- SHORT TASK -
Exactly as written, print each record in the listing.

- INPUT FOR THIS TASK -
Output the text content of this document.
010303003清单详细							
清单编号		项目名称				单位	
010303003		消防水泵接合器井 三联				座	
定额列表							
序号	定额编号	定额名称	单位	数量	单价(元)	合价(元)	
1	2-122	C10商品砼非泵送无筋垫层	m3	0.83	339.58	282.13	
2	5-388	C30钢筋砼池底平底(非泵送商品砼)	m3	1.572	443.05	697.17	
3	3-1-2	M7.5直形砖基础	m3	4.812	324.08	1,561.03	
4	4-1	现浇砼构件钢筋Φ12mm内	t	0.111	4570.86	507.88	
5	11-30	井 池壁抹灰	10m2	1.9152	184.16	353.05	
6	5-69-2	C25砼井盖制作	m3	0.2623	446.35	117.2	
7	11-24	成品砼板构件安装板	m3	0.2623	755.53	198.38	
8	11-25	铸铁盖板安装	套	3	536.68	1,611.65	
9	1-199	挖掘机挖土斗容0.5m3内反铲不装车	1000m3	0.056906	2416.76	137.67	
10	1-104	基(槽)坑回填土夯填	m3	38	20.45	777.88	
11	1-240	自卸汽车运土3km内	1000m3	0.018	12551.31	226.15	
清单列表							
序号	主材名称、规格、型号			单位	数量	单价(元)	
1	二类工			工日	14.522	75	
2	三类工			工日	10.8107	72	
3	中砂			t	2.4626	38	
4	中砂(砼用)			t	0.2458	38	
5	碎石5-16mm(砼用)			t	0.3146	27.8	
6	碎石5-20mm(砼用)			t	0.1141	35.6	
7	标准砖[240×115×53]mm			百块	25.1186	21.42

- ANSWER IN FULL -
Output the text content of this document.
010303003清单详细							
清单编号		项目名称				单位	
010303003		消防水泵接合器井 三联				座	
定额列表							
序号	定额编号	定额名称	单位	数量	单价(元)	合价(元)	
1	2-122	C10商品砼非泵送无筋垫层	m3	0.83	339.58	282.13	
2	5-388	C30钢筋砼池底平底(非泵送商品砼)	m3	1.572	443.05	697.17	
3	3-1-2	M7.5直形砖基础	m3	4.812	324.08	1,561.03	
4	4-1	现浇砼构件钢筋Φ12mm内	t	0.111	4570.86	507.88	
5	11-30	井 池壁抹灰	10m2	1.9152	184.16	353.05	
6	5-69-2	C25砼井盖制作	m3	0.2623	446.35	117.2	
7	11-24	成品砼板构件安装板	m3	0.2623	755.53	198.38	
8	11-25	铸铁盖板安装	套	3	536.68	1,611.65	
9	1-199	挖掘机挖土斗容0.5m3内反铲不装车	1000m3	0.056906	2416.76	137.67	
10	1-104	基(槽)坑回填土夯填	m3	38	20.45	777.88	
11	1-240	自卸汽车运土3km内	1000m3	0.018	12551.31	226.15	
清单列表							
序号	主材名称、规格、型号			单位	数量	单价(元)	
1	二类工			工日	14.522	75	
2	三类工			工日	10.8107	72	
3	中砂			t	2.4626	38	
4	中砂(砼用)			t	0.2458	38	
5	碎石5-16mm(砼用)			t	0.3146	27.8	
6	碎石5-20mm(砼用)			t	0.1141	35.6	
7	标准砖[240×115×53]mm			百块	25.1186	21.42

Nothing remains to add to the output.